Figure data in JSON.
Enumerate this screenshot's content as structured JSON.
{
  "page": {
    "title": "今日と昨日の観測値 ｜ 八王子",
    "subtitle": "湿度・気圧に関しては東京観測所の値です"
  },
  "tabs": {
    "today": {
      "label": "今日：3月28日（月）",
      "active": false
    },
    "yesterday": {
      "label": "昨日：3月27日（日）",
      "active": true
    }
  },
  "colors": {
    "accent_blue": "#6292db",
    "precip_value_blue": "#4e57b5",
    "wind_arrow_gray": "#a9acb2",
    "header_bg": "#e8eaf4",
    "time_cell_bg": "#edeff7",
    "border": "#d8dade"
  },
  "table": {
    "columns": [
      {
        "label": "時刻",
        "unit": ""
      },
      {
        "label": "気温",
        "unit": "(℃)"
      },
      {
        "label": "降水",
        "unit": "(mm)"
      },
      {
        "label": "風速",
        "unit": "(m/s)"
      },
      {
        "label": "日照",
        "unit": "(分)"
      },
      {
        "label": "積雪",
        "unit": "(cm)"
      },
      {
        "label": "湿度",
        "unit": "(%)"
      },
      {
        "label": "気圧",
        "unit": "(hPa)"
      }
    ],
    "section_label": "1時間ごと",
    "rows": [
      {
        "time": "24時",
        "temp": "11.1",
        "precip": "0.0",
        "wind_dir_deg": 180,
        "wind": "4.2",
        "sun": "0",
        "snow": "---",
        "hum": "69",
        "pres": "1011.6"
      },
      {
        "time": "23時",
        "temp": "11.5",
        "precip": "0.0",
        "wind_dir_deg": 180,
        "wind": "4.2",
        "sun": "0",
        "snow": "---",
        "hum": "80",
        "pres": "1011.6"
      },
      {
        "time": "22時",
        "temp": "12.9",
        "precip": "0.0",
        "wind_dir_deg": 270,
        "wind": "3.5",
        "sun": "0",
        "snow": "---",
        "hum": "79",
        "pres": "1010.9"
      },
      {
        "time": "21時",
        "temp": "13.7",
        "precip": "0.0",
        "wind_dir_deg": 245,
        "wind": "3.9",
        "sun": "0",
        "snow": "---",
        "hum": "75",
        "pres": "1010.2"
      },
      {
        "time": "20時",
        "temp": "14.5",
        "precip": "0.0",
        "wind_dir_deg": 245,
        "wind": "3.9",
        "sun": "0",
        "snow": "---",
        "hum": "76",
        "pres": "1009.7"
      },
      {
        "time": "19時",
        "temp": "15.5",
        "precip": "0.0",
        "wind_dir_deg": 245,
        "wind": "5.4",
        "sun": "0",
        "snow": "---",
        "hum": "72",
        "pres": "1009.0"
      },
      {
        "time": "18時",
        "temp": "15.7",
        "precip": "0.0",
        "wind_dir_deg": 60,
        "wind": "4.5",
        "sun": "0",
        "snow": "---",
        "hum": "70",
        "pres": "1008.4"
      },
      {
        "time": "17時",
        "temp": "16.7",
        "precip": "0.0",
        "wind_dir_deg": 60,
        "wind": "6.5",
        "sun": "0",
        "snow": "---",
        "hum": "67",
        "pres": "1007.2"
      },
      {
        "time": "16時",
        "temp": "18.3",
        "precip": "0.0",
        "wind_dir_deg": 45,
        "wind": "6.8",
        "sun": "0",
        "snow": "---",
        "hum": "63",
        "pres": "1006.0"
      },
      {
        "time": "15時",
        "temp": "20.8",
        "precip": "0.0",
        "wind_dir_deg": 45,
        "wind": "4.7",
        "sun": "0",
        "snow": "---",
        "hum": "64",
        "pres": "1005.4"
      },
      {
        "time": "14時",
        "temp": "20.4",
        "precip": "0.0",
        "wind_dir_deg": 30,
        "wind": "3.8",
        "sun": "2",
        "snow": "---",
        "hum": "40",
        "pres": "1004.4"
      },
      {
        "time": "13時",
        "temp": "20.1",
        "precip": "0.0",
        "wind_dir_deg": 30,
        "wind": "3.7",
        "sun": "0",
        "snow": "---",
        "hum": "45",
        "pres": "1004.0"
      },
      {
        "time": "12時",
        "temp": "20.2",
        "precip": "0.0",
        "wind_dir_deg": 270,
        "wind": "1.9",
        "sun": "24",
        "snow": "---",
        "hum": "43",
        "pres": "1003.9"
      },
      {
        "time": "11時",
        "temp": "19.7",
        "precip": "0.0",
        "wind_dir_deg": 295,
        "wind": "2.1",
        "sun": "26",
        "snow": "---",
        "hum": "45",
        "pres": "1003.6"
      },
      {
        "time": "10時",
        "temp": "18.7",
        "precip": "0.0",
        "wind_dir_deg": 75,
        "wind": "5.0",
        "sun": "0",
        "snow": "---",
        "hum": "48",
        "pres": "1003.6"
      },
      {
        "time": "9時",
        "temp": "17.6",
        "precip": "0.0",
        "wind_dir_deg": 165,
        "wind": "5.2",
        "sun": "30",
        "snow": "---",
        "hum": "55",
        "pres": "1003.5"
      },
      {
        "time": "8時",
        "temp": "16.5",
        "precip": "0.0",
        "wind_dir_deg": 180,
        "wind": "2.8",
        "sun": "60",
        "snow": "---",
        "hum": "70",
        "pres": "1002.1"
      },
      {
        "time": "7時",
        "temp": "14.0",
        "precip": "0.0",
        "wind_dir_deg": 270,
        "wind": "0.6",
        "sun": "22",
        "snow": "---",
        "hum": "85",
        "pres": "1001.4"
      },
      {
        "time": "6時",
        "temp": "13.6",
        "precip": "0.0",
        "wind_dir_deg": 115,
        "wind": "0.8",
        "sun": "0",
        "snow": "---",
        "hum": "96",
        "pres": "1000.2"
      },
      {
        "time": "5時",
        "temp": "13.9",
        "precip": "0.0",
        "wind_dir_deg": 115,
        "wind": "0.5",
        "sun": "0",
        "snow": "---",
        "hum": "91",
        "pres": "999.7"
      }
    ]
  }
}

The exercise. Write out every record verbatim.

Answer to the task.
Enumerate this screenshot's content as structured JSON.
{
  "page": {
    "title": "今日と昨日の観測値 ｜ 八王子",
    "subtitle": "湿度・気圧に関しては東京観測所の値です"
  },
  "tabs": {
    "today": {
      "label": "今日：3月28日（月）",
      "active": false
    },
    "yesterday": {
      "label": "昨日：3月27日（日）",
      "active": true
    }
  },
  "colors": {
    "accent_blue": "#6292db",
    "precip_value_blue": "#4e57b5",
    "wind_arrow_gray": "#a9acb2",
    "header_bg": "#e8eaf4",
    "time_cell_bg": "#edeff7",
    "border": "#d8dade"
  },
  "table": {
    "columns": [
      {
        "label": "時刻",
        "unit": ""
      },
      {
        "label": "気温",
        "unit": "(℃)"
      },
      {
        "label": "降水",
        "unit": "(mm)"
      },
      {
        "label": "風速",
        "unit": "(m/s)"
      },
      {
        "label": "日照",
        "unit": "(分)"
      },
      {
        "label": "積雪",
        "unit": "(cm)"
      },
      {
        "label": "湿度",
        "unit": "(%)"
      },
      {
        "label": "気圧",
        "unit": "(hPa)"
      }
    ],
    "section_label": "1時間ごと",
    "rows": [
      {
        "time": "24時",
        "temp": "11.1",
        "precip": "0.0",
        "wind_dir_deg": 180,
        "wind": "4.2",
        "sun": "0",
        "snow": "---",
        "hum": "69",
        "pres": "1011.6"
      },
      {
        "time": "23時",
        "temp": "11.5",
        "precip": "0.0",
        "wind_dir_deg": 180,
        "wind": "4.2",
        "sun": "0",
        "snow": "---",
        "hum": "80",
        "pres": "1011.6"
      },
      {
        "time": "22時",
        "temp": "12.9",
        "precip": "0.0",
        "wind_dir_deg": 270,
        "wind": "3.5",
        "sun": "0",
        "snow": "---",
        "hum": "79",
        "pres": "1010.9"
      },
      {
        "time": "21時",
        "temp": "13.7",
        "precip": "0.0",
        "wind_dir_deg": 245,
        "wind": "3.9",
        "sun": "0",
        "snow": "---",
        "hum": "75",
        "pres": "1010.2"
      },
      {
        "time": "20時",
        "temp": "14.5",
        "precip": "0.0",
        "wind_dir_deg": 245,
        "wind": "3.9",
        "sun": "0",
        "snow": "---",
        "hum": "76",
        "pres": "1009.7"
      },
      {
        "time": "19時",
        "temp": "15.5",
        "precip": "0.0",
        "wind_dir_deg": 245,
        "wind": "5.4",
        "sun": "0",
        "snow": "---",
        "hum": "72",
        "pres": "1009.0"
      },
      {
        "time": "18時",
        "temp": "15.7",
        "precip": "0.0",
        "wind_dir_deg": 60,
        "wind": "4.5",
        "sun": "0",
        "snow": "---",
        "hum": "70",
        "pres": "1008.4"
      },
      {
        "time": "17時",
        "temp": "16.7",
        "precip": "0.0",
        "wind_dir_deg": 60,
        "wind": "6.5",
        "sun": "0",
        "snow": "---",
        "hum": "67",
        "pres": "1007.2"
      },
      {
        "time": "16時",
        "temp": "18.3",
        "precip": "0.0",
        "wind_dir_deg": 45,
        "wind": "6.8",
        "sun": "0",
        "snow": "---",
        "hum": "63",
        "pres": "1006.0"
      },
      {
        "time": "15時",
        "temp": "20.8",
        "precip": "0.0",
        "wind_dir_deg": 45,
        "wind": "4.7",
        "sun": "0",
        "snow": "---",
        "hum": "64",
        "pres": "1005.4"
      },
      {
        "time": "14時",
        "temp": "20.4",
        "precip": "0.0",
        "wind_dir_deg": 30,
        "wind": "3.8",
        "sun": "2",
        "snow": "---",
        "hum": "40",
        "pres": "1004.4"
      },
      {
        "time": "13時",
        "temp": "20.1",
        "precip": "0.0",
        "wind_dir_deg": 30,
        "wind": "3.7",
        "sun": "0",
        "snow": "---",
        "hum": "45",
        "pres": "1004.0"
      },
      {
        "time": "12時",
        "temp": "20.2",
        "precip": "0.0",
        "wind_dir_deg": 270,
        "wind": "1.9",
        "sun": "24",
        "snow": "---",
        "hum": "43",
        "pres": "1003.9"
      },
      {
        "time": "11時",
        "temp": "19.7",
        "precip": "0.0",
        "wind_dir_deg": 295,
        "wind": "2.1",
        "sun": "26",
        "snow": "---",
        "hum": "45",
        "pres": "1003.6"
      },
      {
        "time": "10時",
        "temp": "18.7",
        "precip": "0.0",
        "wind_dir_deg": 75,
        "wind": "5.0",
        "sun": "0",
        "snow": "---",
        "hum": "48",
        "pres": "1003.6"
      },
      {
        "time": "9時",
        "temp": "17.6",
        "precip": "0.0",
        "wind_dir_deg": 165,
        "wind": "5.2",
        "sun": "30",
        "snow": "---",
        "hum": "55",
        "pres": "1003.5"
      },
      {
        "time": "8時",
        "temp": "16.5",
        "precip": "0.0",
        "wind_dir_deg": 180,
        "wind": "2.8",
        "sun": "60",
        "snow": "---",
        "hum": "70",
        "pres": "1002.1"
      },
      {
        "time": "7時",
        "temp": "14.0",
        "precip": "0.0",
        "wind_dir_deg": 270,
        "wind": "0.6",
        "sun": "22",
        "snow": "---",
        "hum": "85",
        "pres": "1001.4"
      },
      {
        "time": "6時",
        "temp": "13.6",
        "precip": "0.0",
        "wind_dir_deg": 115,
        "wind": "0.8",
        "sun": "0",
        "snow": "---",
        "hum": "96",
        "pres": "1000.2"
      },
      {
        "time": "5時",
        "temp": "13.9",
        "precip": "0.0",
        "wind_dir_deg": 115,
        "wind": "0.5",
        "sun": "0",
        "snow": "---",
        "hum": "91",
        "pres": "999.7"
      }
    ]
  }
}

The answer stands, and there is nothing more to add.